WHAT YOU HAVE TO DO:
Return every entry exactly as written.

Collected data
↓↓↓
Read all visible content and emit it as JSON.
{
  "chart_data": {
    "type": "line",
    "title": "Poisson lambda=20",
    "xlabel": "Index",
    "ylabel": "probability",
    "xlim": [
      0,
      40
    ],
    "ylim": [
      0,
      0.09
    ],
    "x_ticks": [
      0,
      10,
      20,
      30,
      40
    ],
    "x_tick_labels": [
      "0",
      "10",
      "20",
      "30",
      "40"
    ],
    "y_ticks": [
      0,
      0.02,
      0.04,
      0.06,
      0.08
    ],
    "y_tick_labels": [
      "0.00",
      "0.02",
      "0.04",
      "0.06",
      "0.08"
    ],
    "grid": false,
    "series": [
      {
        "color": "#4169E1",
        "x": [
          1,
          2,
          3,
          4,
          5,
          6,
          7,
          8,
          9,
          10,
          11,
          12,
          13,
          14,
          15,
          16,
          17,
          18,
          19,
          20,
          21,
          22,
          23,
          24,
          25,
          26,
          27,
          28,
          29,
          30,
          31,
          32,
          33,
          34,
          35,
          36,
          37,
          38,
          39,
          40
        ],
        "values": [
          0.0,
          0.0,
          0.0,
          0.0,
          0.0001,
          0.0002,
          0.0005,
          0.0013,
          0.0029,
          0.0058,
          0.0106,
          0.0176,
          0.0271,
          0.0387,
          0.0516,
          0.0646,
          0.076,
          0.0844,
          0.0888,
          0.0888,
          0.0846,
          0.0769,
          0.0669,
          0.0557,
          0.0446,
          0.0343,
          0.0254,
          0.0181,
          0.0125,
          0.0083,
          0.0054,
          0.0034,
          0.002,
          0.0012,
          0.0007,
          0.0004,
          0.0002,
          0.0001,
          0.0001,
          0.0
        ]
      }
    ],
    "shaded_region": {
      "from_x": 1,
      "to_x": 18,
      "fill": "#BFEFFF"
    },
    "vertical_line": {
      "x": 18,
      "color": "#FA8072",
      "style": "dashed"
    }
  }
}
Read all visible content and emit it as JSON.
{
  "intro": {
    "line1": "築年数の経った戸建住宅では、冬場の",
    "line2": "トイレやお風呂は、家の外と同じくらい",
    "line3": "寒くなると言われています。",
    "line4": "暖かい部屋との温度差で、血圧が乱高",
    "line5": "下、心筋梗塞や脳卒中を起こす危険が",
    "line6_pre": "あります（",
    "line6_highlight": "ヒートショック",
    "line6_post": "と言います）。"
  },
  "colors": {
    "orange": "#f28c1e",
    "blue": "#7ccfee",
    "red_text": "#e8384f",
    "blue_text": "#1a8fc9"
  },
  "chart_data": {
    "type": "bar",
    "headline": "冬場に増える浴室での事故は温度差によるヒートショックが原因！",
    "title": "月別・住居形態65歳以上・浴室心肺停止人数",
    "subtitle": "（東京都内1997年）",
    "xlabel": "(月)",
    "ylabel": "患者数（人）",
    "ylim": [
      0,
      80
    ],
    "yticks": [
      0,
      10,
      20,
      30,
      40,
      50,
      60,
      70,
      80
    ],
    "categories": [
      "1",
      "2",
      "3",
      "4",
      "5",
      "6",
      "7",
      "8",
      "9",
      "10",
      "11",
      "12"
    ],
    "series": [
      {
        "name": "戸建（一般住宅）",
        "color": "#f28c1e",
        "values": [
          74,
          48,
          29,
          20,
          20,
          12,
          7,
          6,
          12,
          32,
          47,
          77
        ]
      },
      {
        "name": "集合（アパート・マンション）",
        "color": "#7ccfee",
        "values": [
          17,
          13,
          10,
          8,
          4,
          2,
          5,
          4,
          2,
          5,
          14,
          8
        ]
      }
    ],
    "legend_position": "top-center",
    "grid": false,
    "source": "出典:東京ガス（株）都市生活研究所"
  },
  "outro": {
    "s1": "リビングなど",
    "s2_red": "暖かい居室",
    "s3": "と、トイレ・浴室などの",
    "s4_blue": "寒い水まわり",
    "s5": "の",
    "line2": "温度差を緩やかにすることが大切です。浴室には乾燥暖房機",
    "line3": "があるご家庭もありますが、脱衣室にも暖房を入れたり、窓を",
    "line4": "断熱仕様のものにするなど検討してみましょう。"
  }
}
↑↑↑
THE SOLUTION:
Read all visible content and emit it as JSON.
{
  "chart_data": {
    "type": "line",
    "title": "Poisson lambda=20",
    "xlabel": "Index",
    "ylabel": "probability",
    "xlim": [
      0,
      40
    ],
    "ylim": [
      0,
      0.09
    ],
    "x_ticks": [
      0,
      10,
      20,
      30,
      40
    ],
    "x_tick_labels": [
      "0",
      "10",
      "20",
      "30",
      "40"
    ],
    "y_ticks": [
      0,
      0.02,
      0.04,
      0.06,
      0.08
    ],
    "y_tick_labels": [
      "0.00",
      "0.02",
      "0.04",
      "0.06",
      "0.08"
    ],
    "grid": false,
    "series": [
      {
        "color": "#4169E1",
        "x": [
          1,
          2,
          3,
          4,
          5,
          6,
          7,
          8,
          9,
          10,
          11,
          12,
          13,
          14,
          15,
          16,
          17,
          18,
          19,
          20,
          21,
          22,
          23,
          24,
          25,
          26,
          27,
          28,
          29,
          30,
          31,
          32,
          33,
          34,
          35,
          36,
          37,
          38,
          39,
          40
        ],
        "values": [
          0.0,
          0.0,
          0.0,
          0.0,
          0.0001,
          0.0002,
          0.0005,
          0.0013,
          0.0029,
          0.0058,
          0.0106,
          0.0176,
          0.0271,
          0.0387,
          0.0516,
          0.0646,
          0.076,
          0.0844,
          0.0888,
          0.0888,
          0.0846,
          0.0769,
          0.0669,
          0.0557,
          0.0446,
          0.0343,
          0.0254,
          0.0181,
          0.0125,
          0.0083,
          0.0054,
          0.0034,
          0.002,
          0.0012,
          0.0007,
          0.0004,
          0.0002,
          0.0001,
          0.0001,
          0.0
        ]
      }
    ],
    "shaded_region": {
      "from_x": 1,
      "to_x": 18,
      "fill": "#BFEFFF"
    },
    "vertical_line": {
      "x": 18,
      "color": "#FA8072",
      "style": "dashed"
    }
  }
}
Read all visible content and emit it as JSON.
{
  "intro": {
    "line1": "築年数の経った戸建住宅では、冬場の",
    "line2": "トイレやお風呂は、家の外と同じくらい",
    "line3": "寒くなると言われています。",
    "line4": "暖かい部屋との温度差で、血圧が乱高",
    "line5": "下、心筋梗塞や脳卒中を起こす危険が",
    "line6_pre": "あります（",
    "line6_highlight": "ヒートショック",
    "line6_post": "と言います）。"
  },
  "colors": {
    "orange": "#f28c1e",
    "blue": "#7ccfee",
    "red_text": "#e8384f",
    "blue_text": "#1a8fc9"
  },
  "chart_data": {
    "type": "bar",
    "headline": "冬場に増える浴室での事故は温度差によるヒートショックが原因！",
    "title": "月別・住居形態65歳以上・浴室心肺停止人数",
    "subtitle": "（東京都内1997年）",
    "xlabel": "(月)",
    "ylabel": "患者数（人）",
    "ylim": [
      0,
      80
    ],
    "yticks": [
      0,
      10,
      20,
      30,
      40,
      50,
      60,
      70,
      80
    ],
    "categories": [
      "1",
      "2",
      "3",
      "4",
      "5",
      "6",
      "7",
      "8",
      "9",
      "10",
      "11",
      "12"
    ],
    "series": [
      {
        "name": "戸建（一般住宅）",
        "color": "#f28c1e",
        "values": [
          74,
          48,
          29,
          20,
          20,
          12,
          7,
          6,
          12,
          32,
          47,
          77
        ]
      },
      {
        "name": "集合（アパート・マンション）",
        "color": "#7ccfee",
        "values": [
          17,
          13,
          10,
          8,
          4,
          2,
          5,
          4,
          2,
          5,
          14,
          8
        ]
      }
    ],
    "legend_position": "top-center",
    "grid": false,
    "source": "出典:東京ガス（株）都市生活研究所"
  },
  "outro": {
    "s1": "リビングなど",
    "s2_red": "暖かい居室",
    "s3": "と、トイレ・浴室などの",
    "s4_blue": "寒い水まわり",
    "s5": "の",
    "line2": "温度差を緩やかにすることが大切です。浴室には乾燥暖房機",
    "line3": "があるご家庭もありますが、脱衣室にも暖房を入れたり、窓を",
    "line4": "断熱仕様のものにするなど検討してみましょう。"
  }
}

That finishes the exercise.